*TASK MATERIAL*:
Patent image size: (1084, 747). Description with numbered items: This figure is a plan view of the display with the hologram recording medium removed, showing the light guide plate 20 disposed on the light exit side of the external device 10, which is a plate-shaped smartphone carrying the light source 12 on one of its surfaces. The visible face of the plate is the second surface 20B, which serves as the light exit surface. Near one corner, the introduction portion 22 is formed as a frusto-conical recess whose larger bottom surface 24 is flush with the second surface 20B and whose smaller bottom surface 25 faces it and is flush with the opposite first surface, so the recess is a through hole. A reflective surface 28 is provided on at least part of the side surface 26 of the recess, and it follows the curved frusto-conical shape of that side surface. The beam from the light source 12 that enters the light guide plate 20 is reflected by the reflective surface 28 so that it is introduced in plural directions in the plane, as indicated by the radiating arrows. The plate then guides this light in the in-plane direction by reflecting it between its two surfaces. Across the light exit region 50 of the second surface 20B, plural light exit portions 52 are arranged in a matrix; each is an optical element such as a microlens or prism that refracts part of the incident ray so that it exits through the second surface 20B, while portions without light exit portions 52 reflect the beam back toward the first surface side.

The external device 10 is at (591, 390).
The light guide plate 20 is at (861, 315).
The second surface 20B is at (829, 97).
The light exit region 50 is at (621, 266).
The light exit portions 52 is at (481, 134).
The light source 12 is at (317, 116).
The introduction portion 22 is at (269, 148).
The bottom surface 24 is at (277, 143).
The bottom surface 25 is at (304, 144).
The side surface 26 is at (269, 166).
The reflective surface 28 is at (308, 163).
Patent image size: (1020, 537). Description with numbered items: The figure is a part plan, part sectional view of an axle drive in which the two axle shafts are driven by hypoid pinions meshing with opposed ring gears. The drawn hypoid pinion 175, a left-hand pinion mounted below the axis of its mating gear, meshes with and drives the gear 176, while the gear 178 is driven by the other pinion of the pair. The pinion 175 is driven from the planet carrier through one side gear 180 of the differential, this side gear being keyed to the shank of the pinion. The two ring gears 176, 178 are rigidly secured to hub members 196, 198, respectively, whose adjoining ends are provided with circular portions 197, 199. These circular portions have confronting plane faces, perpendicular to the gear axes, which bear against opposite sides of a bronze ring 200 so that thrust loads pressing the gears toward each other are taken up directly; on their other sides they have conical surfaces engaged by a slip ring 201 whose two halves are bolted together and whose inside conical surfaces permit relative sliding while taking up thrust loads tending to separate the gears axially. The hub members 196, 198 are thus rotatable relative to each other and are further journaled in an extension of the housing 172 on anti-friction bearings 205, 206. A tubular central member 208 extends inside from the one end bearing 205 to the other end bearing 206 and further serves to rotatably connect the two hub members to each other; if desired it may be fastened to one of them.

*PROBLEM TO SOLVE*: Can you find each line in the data above that contains the word "reflective" and copy it out in full?

*EXERCISE RESPONSE*:
Patent image size: (1084, 747). Description with numbered items: This figure is a plan view of the display with the hologram recording medium removed, showing the light guide plate 20 disposed on the light exit side of the external device 10, which is a plate-shaped smartphone carrying the light source 12 on one of its surfaces. The visible face of the plate is the second surface 20B, which serves as the light exit surface. Near one corner, the introduction portion 22 is formed as a frusto-conical recess whose larger bottom surface 24 is flush with the second surface 20B and whose smaller bottom surface 25 faces it and is flush with the opposite first surface, so the recess is a through hole. A reflective surface 28 is provided on at least part of the side surface 26 of the recess, and it follows the curved frusto-conical shape of that side surface. The beam from the light source 12 that enters the light guide plate 20 is reflected by the reflective surface 28 so that it is introduced in plural directions in the plane, as indicated by the radiating arrows. The plate then guides this light in the in-plane direction by reflecting it between its two surfaces. Across the light exit region 50 of the second surface 20B, plural light exit portions 52 are arranged in a matrix; each is an optical element such as a microlens or prism that refracts part of the incident ray so that it exits through the second surface 20B, while portions without light exit portions 52 reflect the beam back toward the first surface side.
The reflective surface 28 is at (308, 163).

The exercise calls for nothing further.